LISTING.

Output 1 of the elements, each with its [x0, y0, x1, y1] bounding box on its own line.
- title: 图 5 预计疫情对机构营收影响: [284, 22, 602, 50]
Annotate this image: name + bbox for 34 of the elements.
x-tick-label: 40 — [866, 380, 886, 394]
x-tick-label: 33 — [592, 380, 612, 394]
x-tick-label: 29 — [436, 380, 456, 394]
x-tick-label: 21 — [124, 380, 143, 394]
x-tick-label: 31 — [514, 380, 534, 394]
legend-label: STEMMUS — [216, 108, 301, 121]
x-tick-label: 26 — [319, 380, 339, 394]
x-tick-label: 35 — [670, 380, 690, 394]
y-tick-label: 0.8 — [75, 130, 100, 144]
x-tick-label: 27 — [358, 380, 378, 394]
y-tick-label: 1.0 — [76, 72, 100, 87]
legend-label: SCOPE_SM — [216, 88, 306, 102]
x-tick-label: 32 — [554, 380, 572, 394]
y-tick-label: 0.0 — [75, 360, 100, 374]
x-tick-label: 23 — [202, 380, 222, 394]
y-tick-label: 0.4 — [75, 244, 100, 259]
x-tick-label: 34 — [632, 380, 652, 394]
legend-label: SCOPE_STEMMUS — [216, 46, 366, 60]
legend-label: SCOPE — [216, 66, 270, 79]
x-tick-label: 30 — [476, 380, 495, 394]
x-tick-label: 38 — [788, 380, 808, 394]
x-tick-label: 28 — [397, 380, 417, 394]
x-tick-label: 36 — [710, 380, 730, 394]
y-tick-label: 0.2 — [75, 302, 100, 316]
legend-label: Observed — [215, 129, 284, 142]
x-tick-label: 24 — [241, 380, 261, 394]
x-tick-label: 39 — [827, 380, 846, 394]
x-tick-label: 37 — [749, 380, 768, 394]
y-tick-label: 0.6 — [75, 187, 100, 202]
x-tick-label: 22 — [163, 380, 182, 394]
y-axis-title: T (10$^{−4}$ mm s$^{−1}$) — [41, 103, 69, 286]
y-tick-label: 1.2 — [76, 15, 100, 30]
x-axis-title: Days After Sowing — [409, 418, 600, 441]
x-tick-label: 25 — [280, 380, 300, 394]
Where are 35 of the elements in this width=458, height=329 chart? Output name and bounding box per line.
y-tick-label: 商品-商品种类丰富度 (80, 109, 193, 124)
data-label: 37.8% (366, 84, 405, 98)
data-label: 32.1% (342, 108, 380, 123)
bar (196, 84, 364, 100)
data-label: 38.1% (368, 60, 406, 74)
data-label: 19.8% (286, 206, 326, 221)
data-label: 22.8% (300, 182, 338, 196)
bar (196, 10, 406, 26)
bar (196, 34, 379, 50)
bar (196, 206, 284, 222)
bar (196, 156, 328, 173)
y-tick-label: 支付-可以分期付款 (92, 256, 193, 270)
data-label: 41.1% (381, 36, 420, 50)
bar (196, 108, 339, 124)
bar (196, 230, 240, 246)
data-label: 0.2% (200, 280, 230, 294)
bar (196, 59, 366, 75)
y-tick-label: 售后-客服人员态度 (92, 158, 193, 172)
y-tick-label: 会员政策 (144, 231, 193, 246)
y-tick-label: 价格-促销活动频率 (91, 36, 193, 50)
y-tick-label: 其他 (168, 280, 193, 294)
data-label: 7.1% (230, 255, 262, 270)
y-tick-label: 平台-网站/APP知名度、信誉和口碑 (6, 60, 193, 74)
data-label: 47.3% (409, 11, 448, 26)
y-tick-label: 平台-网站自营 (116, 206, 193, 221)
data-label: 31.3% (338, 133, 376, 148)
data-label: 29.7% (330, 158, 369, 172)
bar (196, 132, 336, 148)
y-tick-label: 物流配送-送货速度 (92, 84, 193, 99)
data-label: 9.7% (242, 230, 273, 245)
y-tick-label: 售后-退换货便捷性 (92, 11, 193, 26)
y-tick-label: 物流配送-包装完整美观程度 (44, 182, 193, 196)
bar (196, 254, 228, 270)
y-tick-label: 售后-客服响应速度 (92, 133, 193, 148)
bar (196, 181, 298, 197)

EXERCISE PROMPT. Transcribe the material verbatim, beginning with its first line and continuing through the line that contains "data-label: 19.8% (286, 206, 326, 221)", with both of those lines included and nothing after them.

TASK RESULT.
Output 1 of the elements, each with its [x0, y0, x1, y1] bounding box on its own line.
- title: 图 5 预计疫情对机构营收影响: [284, 22, 602, 50]
Annotate this image: name + bbox for 34 of the elements.
x-tick-label: 40 — [866, 380, 886, 394]
x-tick-label: 33 — [592, 380, 612, 394]
x-tick-label: 29 — [436, 380, 456, 394]
x-tick-label: 21 — [124, 380, 143, 394]
x-tick-label: 31 — [514, 380, 534, 394]
legend-label: STEMMUS — [216, 108, 301, 121]
x-tick-label: 26 — [319, 380, 339, 394]
x-tick-label: 35 — [670, 380, 690, 394]
y-tick-label: 0.8 — [75, 130, 100, 144]
x-tick-label: 27 — [358, 380, 378, 394]
y-tick-label: 1.0 — [76, 72, 100, 87]
legend-label: SCOPE_SM — [216, 88, 306, 102]
x-tick-label: 32 — [554, 380, 572, 394]
y-tick-label: 0.0 — [75, 360, 100, 374]
x-tick-label: 23 — [202, 380, 222, 394]
y-tick-label: 0.4 — [75, 244, 100, 259]
x-tick-label: 34 — [632, 380, 652, 394]
legend-label: SCOPE_STEMMUS — [216, 46, 366, 60]
legend-label: SCOPE — [216, 66, 270, 79]
x-tick-label: 30 — [476, 380, 495, 394]
x-tick-label: 38 — [788, 380, 808, 394]
x-tick-label: 28 — [397, 380, 417, 394]
x-tick-label: 36 — [710, 380, 730, 394]
y-tick-label: 0.2 — [75, 302, 100, 316]
legend-label: Observed — [215, 129, 284, 142]
x-tick-label: 24 — [241, 380, 261, 394]
x-tick-label: 39 — [827, 380, 846, 394]
x-tick-label: 37 — [749, 380, 768, 394]
y-tick-label: 0.6 — [75, 187, 100, 202]
x-tick-label: 22 — [163, 380, 182, 394]
y-axis-title: T (10$^{−4}$ mm s$^{−1}$) — [41, 103, 69, 286]
y-tick-label: 1.2 — [76, 15, 100, 30]
x-axis-title: Days After Sowing — [409, 418, 600, 441]
x-tick-label: 25 — [280, 380, 300, 394]
Where are 35 of the elements in this width=458, height=329 chart? Output name and bounding box per line.
y-tick-label: 商品-商品种类丰富度 (80, 109, 193, 124)
data-label: 37.8% (366, 84, 405, 98)
data-label: 32.1% (342, 108, 380, 123)
bar (196, 84, 364, 100)
data-label: 38.1% (368, 60, 406, 74)
data-label: 19.8% (286, 206, 326, 221)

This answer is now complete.